INSTRUCTIONS TO FOLLOW: Give the data again exactly as written, skipping any pictures.

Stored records
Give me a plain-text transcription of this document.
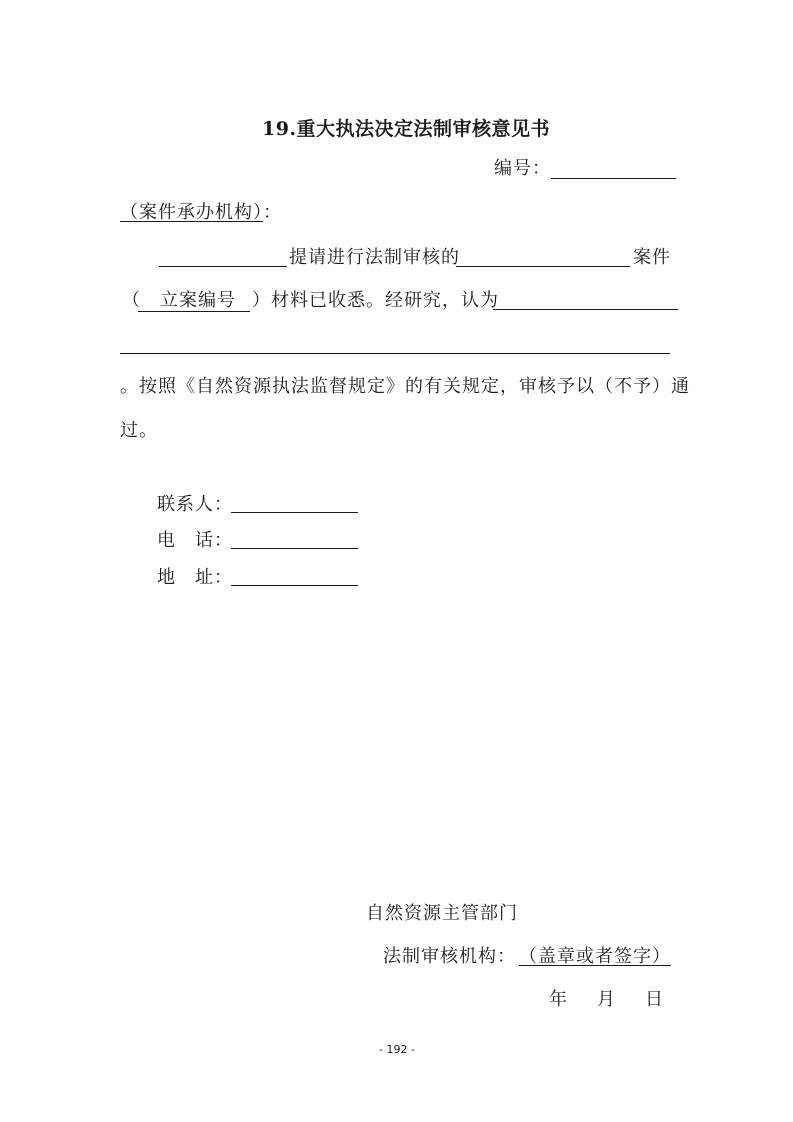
19.重大执法决定法制审核意见书
编号：
（案件承办机构）：
提请进行法制审核的	案件
（ 立案编号 ）材料已收悉。经研究，认为
。按照《自然资源执法监督规定》的有关规定，审核予以（不予）通
过。
联系人：
电　话：
地　址：
自然资源主管部门
法制审核机构： （盖章或者签字）
年　月　日
- 192 -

WRITTEN ANSWER:
Give me a plain-text transcription of this document.
19.重大执法决定法制审核意见书
编号：
（案件承办机构）：
提请进行法制审核的	案件
（ 立案编号 ）材料已收悉。经研究，认为
。按照《自然资源执法监督规定》的有关规定，审核予以（不予）通
过。
联系人：
电　话：
地　址：
自然资源主管部门
法制审核机构： （盖章或者签字）
年　月　日
- 192 -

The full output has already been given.